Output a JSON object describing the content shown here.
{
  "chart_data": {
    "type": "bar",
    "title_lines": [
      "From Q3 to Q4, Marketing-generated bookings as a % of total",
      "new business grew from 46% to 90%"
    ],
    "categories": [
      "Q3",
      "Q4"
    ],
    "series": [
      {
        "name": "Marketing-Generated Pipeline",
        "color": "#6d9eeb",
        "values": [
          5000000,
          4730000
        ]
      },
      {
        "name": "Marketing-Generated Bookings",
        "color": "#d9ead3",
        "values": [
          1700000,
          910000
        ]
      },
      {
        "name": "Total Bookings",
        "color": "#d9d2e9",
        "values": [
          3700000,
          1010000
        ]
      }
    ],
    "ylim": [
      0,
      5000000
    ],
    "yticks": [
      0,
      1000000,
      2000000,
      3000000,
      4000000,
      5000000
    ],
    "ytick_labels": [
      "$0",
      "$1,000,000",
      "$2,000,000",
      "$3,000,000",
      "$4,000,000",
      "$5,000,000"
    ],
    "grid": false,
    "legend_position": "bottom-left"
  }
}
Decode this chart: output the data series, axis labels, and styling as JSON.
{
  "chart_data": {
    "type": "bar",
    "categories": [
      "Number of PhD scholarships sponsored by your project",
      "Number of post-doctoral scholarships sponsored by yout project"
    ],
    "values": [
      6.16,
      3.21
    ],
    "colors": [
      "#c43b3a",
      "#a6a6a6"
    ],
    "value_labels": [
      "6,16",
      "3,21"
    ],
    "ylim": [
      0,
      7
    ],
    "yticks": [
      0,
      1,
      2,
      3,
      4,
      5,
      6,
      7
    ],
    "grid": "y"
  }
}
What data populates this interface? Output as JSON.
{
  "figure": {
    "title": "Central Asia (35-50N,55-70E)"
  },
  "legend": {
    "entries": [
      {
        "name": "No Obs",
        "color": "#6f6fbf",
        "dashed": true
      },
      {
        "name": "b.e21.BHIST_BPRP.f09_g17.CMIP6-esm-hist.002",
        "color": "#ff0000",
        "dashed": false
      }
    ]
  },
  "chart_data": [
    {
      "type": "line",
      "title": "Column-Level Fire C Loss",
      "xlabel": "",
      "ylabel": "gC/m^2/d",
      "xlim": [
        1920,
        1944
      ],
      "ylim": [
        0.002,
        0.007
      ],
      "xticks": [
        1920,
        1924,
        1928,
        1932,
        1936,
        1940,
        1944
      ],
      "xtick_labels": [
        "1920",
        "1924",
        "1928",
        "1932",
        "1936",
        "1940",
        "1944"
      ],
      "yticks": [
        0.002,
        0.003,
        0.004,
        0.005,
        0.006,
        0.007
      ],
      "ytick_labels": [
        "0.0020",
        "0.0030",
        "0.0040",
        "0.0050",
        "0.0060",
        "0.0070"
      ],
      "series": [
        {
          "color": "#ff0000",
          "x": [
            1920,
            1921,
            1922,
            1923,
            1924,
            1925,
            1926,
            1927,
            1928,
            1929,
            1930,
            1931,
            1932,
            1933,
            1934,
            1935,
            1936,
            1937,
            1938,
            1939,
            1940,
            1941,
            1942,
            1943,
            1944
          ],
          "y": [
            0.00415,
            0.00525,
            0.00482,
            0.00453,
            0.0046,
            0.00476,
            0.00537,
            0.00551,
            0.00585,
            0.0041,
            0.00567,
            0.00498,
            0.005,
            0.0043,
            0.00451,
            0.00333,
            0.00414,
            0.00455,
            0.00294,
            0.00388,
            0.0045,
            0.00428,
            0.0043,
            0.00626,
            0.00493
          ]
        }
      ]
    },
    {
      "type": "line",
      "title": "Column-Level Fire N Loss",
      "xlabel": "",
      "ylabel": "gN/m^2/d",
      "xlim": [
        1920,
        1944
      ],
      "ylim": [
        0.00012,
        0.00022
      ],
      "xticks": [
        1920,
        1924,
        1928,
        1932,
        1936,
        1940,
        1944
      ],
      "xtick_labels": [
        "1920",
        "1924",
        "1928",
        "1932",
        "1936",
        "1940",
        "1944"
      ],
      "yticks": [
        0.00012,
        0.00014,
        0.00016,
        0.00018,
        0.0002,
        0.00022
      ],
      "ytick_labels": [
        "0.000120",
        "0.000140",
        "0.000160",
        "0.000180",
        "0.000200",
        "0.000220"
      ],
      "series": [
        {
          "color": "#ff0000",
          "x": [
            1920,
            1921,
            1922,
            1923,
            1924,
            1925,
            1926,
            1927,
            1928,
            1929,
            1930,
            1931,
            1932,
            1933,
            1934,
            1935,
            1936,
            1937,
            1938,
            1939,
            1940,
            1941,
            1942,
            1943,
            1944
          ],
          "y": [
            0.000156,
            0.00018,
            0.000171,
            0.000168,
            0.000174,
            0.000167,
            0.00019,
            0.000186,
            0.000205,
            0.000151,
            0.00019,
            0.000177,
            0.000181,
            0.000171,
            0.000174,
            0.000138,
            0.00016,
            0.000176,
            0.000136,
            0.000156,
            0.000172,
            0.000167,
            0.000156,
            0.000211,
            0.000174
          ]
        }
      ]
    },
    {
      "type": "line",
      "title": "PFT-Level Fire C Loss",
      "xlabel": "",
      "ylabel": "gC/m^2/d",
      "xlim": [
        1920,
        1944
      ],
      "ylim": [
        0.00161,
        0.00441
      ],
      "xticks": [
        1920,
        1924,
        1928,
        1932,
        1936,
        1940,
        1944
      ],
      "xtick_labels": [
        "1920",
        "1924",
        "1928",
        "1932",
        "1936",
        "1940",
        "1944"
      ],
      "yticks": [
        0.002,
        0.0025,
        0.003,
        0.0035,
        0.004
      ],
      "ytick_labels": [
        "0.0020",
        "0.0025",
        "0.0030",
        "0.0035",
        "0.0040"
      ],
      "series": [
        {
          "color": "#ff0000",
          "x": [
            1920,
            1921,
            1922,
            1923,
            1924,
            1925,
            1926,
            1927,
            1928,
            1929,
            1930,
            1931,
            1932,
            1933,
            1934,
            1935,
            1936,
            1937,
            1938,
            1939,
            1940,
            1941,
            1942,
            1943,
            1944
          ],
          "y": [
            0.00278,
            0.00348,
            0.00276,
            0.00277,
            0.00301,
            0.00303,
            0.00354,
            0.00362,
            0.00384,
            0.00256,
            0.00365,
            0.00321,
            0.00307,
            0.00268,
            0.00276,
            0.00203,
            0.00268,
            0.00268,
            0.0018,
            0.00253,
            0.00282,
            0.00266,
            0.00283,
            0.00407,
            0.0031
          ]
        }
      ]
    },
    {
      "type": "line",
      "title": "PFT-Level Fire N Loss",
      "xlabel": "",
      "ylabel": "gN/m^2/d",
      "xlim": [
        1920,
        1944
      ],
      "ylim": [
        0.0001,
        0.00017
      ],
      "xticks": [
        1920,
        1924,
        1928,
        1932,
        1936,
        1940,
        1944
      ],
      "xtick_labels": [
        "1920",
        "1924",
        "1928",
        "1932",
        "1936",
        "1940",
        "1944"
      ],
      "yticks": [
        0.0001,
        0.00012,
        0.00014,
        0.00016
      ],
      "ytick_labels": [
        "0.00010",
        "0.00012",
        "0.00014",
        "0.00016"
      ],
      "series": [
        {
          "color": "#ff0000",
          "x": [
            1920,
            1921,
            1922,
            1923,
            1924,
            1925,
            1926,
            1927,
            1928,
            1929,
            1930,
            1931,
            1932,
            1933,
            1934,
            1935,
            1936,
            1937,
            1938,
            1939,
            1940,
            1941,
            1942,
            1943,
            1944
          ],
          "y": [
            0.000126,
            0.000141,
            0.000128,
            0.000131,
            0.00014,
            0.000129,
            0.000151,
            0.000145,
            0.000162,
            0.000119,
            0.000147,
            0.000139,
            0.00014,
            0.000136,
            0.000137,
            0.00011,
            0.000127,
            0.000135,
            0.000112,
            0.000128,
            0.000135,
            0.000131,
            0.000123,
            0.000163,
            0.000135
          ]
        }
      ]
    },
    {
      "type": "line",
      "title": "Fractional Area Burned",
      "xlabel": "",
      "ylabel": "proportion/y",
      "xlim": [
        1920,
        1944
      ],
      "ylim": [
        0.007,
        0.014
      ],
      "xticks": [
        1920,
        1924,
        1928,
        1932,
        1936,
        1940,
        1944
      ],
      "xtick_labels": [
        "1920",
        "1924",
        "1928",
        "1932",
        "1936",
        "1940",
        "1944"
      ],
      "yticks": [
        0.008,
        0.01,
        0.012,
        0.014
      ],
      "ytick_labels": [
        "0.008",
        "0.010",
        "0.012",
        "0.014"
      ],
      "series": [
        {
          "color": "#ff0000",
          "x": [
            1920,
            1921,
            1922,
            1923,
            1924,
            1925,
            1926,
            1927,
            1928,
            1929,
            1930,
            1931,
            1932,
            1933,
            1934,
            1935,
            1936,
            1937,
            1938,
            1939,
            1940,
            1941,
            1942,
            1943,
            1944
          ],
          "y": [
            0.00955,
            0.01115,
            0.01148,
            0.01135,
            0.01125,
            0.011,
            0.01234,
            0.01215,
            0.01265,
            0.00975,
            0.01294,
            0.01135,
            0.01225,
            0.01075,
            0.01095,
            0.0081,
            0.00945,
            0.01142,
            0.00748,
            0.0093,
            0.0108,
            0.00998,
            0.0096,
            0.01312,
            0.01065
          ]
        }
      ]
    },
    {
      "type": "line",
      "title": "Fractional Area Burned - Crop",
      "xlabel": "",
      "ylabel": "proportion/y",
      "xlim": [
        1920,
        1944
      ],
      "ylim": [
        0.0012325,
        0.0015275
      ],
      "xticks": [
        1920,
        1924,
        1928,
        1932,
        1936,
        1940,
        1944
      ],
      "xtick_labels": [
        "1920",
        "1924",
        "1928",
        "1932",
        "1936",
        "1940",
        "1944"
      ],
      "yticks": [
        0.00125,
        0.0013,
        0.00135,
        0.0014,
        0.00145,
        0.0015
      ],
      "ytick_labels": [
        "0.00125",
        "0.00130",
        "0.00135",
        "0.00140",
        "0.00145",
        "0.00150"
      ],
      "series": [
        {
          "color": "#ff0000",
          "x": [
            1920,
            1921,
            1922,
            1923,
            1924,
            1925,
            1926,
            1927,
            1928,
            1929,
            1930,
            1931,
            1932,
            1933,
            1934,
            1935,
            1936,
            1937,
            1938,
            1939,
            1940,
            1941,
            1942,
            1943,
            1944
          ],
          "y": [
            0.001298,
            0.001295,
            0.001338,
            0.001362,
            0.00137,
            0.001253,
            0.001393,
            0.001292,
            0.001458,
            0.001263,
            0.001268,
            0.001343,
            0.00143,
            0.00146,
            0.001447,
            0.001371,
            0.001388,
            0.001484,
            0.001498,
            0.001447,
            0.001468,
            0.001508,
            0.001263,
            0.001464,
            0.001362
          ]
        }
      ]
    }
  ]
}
────────────────
**What is needed:**
Reply with nothing but the number of lines in the data above that contain "Column".

**The response:**
2